Data excerpts
__________________________________________________

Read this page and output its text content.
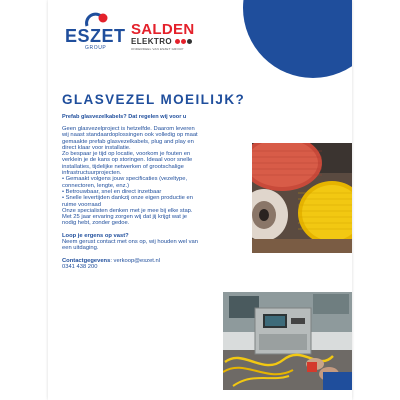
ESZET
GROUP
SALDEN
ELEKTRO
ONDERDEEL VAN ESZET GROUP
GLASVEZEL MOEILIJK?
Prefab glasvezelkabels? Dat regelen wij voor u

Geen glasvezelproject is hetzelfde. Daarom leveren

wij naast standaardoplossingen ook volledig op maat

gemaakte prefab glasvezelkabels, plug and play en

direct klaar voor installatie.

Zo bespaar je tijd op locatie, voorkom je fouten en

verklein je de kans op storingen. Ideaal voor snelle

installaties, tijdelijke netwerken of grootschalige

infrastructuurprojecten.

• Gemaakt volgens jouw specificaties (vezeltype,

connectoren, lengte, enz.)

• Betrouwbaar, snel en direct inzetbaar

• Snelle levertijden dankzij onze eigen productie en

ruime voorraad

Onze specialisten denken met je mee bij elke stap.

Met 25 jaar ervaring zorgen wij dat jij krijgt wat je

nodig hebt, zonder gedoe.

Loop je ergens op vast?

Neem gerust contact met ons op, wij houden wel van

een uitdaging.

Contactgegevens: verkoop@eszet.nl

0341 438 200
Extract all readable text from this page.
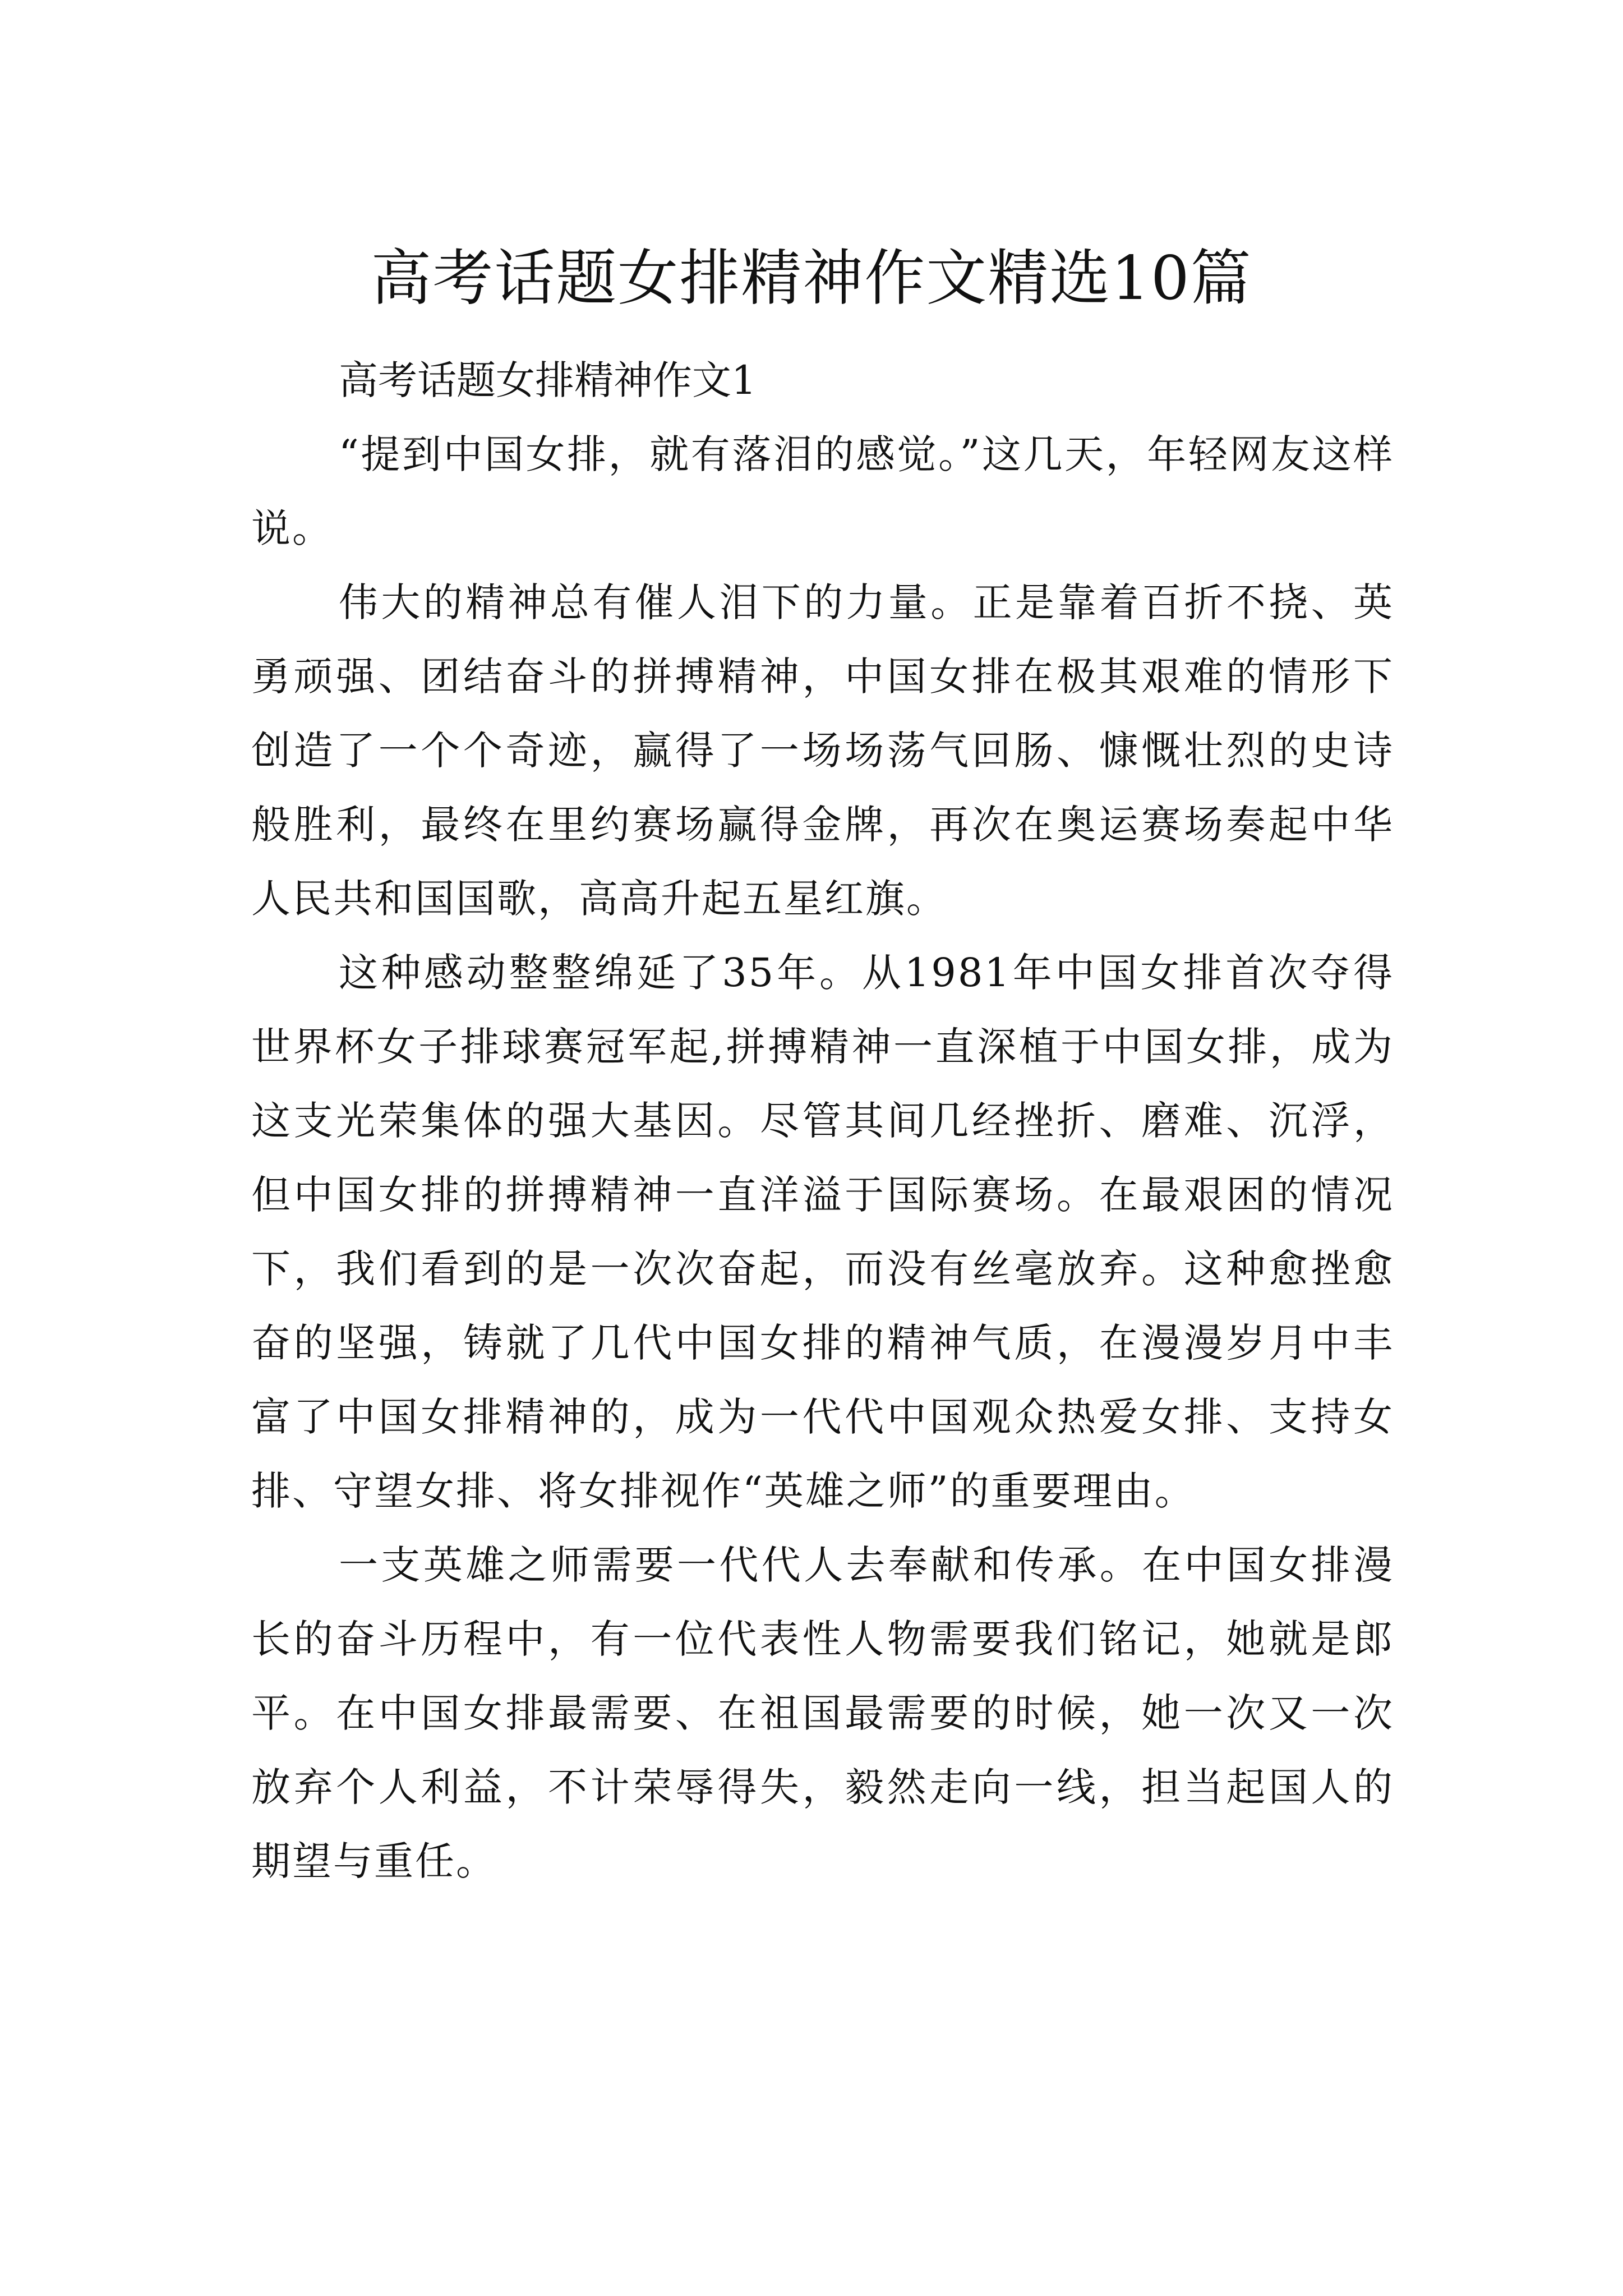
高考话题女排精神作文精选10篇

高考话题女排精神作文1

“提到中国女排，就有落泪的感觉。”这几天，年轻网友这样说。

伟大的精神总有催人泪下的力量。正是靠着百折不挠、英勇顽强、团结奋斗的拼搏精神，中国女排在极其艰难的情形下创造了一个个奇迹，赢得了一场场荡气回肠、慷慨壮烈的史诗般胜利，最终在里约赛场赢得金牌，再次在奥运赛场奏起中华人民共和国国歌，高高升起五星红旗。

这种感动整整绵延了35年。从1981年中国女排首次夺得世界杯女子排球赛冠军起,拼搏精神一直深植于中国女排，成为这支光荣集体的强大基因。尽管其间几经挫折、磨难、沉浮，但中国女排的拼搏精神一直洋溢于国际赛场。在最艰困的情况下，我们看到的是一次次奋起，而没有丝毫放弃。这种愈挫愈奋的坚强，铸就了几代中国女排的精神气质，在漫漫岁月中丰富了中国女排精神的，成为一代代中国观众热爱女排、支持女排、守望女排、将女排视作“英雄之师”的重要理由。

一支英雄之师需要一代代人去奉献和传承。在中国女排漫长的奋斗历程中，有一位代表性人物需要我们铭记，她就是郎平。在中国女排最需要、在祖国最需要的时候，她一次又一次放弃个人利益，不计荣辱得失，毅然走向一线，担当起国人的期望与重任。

__________________________________________________

Do this - Find each line holding "glasvezelkabels". Copy it out.

The result -
Prefab glasvezelkabels? Dat regelen wij voor u
gemaakte prefab glasvezelkabels, plug and play en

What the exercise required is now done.